======== Dataset entries

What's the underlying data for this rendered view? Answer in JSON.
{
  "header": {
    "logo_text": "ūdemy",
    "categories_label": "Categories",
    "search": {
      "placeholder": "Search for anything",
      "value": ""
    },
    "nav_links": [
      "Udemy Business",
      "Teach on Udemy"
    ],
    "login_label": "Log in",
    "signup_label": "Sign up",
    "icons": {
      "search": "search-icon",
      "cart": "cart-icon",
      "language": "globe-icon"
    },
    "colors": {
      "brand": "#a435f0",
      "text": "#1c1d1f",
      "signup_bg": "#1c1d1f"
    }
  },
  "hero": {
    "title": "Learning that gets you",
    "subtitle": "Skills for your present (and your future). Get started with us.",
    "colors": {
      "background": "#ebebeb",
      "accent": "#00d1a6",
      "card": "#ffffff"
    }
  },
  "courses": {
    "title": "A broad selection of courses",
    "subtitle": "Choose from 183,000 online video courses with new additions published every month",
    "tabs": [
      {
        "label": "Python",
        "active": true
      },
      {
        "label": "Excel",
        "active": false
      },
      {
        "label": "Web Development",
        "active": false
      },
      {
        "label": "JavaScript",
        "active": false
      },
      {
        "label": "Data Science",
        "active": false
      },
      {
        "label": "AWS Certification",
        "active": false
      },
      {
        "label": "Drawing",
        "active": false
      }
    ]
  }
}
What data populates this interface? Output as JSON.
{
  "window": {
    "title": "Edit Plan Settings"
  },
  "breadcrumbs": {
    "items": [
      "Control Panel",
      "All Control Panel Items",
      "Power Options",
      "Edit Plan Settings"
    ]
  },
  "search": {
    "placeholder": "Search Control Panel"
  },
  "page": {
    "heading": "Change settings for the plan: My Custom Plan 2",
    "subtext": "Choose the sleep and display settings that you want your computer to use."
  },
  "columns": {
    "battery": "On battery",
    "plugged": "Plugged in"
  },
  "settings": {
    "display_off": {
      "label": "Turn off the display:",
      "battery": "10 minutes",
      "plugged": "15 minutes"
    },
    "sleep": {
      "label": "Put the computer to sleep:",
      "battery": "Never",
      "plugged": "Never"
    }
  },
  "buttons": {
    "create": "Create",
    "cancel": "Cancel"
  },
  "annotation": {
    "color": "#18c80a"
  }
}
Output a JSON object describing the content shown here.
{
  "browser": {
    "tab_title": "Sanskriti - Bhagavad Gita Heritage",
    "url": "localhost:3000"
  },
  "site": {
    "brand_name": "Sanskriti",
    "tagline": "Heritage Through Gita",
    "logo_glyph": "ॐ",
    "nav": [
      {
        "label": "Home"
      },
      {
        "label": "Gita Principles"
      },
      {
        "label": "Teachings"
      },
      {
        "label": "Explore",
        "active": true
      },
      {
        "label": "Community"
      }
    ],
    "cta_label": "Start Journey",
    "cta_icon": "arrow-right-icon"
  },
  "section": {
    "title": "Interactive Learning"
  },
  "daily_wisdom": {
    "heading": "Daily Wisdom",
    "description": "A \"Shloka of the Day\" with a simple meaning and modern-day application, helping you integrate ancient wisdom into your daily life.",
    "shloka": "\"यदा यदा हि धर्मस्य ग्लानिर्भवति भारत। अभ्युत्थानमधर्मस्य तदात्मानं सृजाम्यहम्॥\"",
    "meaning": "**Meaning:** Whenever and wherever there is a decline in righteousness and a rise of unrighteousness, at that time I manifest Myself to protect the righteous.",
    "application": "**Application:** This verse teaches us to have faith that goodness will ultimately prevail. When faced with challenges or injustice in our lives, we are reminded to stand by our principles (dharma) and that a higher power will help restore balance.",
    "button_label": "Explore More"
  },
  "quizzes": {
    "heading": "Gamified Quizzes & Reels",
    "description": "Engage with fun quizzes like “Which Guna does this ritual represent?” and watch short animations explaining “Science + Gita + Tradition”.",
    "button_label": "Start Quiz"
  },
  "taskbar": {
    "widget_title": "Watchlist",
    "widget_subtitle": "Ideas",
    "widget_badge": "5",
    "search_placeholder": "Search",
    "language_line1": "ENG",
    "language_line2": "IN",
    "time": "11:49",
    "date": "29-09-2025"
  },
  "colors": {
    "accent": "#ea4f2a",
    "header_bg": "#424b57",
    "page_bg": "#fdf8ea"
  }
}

================

Write out every entry word for word.

■ **Response below**
What's the underlying data for this rendered view? Answer in JSON.
{
  "header": {
    "logo_text": "ūdemy",
    "categories_label": "Categories",
    "search": {
      "placeholder": "Search for anything",
      "value": ""
    },
    "nav_links": [
      "Udemy Business",
      "Teach on Udemy"
    ],
    "login_label": "Log in",
    "signup_label": "Sign up",
    "icons": {
      "search": "search-icon",
      "cart": "cart-icon",
      "language": "globe-icon"
    },
    "colors": {
      "brand": "#a435f0",
      "text": "#1c1d1f",
      "signup_bg": "#1c1d1f"
    }
  },
  "hero": {
    "title": "Learning that gets you",
    "subtitle": "Skills for your present (and your future). Get started with us.",
    "colors": {
      "background": "#ebebeb",
      "accent": "#00d1a6",
      "card": "#ffffff"
    }
  },
  "courses": {
    "title": "A broad selection of courses",
    "subtitle": "Choose from 183,000 online video courses with new additions published every month",
    "tabs": [
      {
        "label": "Python",
        "active": true
      },
      {
        "label": "Excel",
        "active": false
      },
      {
        "label": "Web Development",
        "active": false
      },
      {
        "label": "JavaScript",
        "active": false
      },
      {
        "label": "Data Science",
        "active": false
      },
      {
        "label": "AWS Certification",
        "active": false
      },
      {
        "label": "Drawing",
        "active": false
      }
    ]
  }
}
What data populates this interface? Output as JSON.
{
  "window": {
    "title": "Edit Plan Settings"
  },
  "breadcrumbs": {
    "items": [
      "Control Panel",
      "All Control Panel Items",
      "Power Options",
      "Edit Plan Settings"
    ]
  },
  "search": {
    "placeholder": "Search Control Panel"
  },
  "page": {
    "heading": "Change settings for the plan: My Custom Plan 2",
    "subtext": "Choose the sleep and display settings that you want your computer to use."
  },
  "columns": {
    "battery": "On battery",
    "plugged": "Plugged in"
  },
  "settings": {
    "display_off": {
      "label": "Turn off the display:",
      "battery": "10 minutes",
      "plugged": "15 minutes"
    },
    "sleep": {
      "label": "Put the computer to sleep:",
      "battery": "Never",
      "plugged": "Never"
    }
  },
  "buttons": {
    "create": "Create",
    "cancel": "Cancel"
  },
  "annotation": {
    "color": "#18c80a"
  }
}
Output a JSON object describing the content shown here.
{
  "browser": {
    "tab_title": "Sanskriti - Bhagavad Gita Heritage",
    "url": "localhost:3000"
  },
  "site": {
    "brand_name": "Sanskriti",
    "tagline": "Heritage Through Gita",
    "logo_glyph": "ॐ",
    "nav": [
      {
        "label": "Home"
      },
      {
        "label": "Gita Principles"
      },
      {
        "label": "Teachings"
      },
      {
        "label": "Explore",
        "active": true
      },
      {
        "label": "Community"
      }
    ],
    "cta_label": "Start Journey",
    "cta_icon": "arrow-right-icon"
  },
  "section": {
    "title": "Interactive Learning"
  },
  "daily_wisdom": {
    "heading": "Daily Wisdom",
    "description": "A \"Shloka of the Day\" with a simple meaning and modern-day application, helping you integrate ancient wisdom into your daily life.",
    "shloka": "\"यदा यदा हि धर्मस्य ग्लानिर्भवति भारत। अभ्युत्थानमधर्मस्य तदात्मानं सृजाम्यहम्॥\"",
    "meaning": "**Meaning:** Whenever and wherever there is a decline in righteousness and a rise of unrighteousness, at that time I manifest Myself to protect the righteous.",
    "application": "**Application:** This verse teaches us to have faith that goodness will ultimately prevail. When faced with challenges or injustice in our lives, we are reminded to stand by our principles (dharma) and that a higher power will help restore balance.",
    "button_label": "Explore More"
  },
  "quizzes": {
    "heading": "Gamified Quizzes & Reels",
    "description": "Engage with fun quizzes like “Which Guna does this ritual represent?” and watch short animations explaining “Science + Gita + Tradition”.",
    "button_label": "Start Quiz"
  },
  "taskbar": {
    "widget_title": "Watchlist",
    "widget_subtitle": "Ideas",
    "widget_badge": "5",
    "search_placeholder": "Search",
    "language_line1": "ENG",
    "language_line2": "IN",
    "time": "11:49",
    "date": "29-09-2025"
  },
  "colors": {
    "accent": "#ea4f2a",
    "header_bg": "#424b57",
    "page_bg": "#fdf8ea"
  }
}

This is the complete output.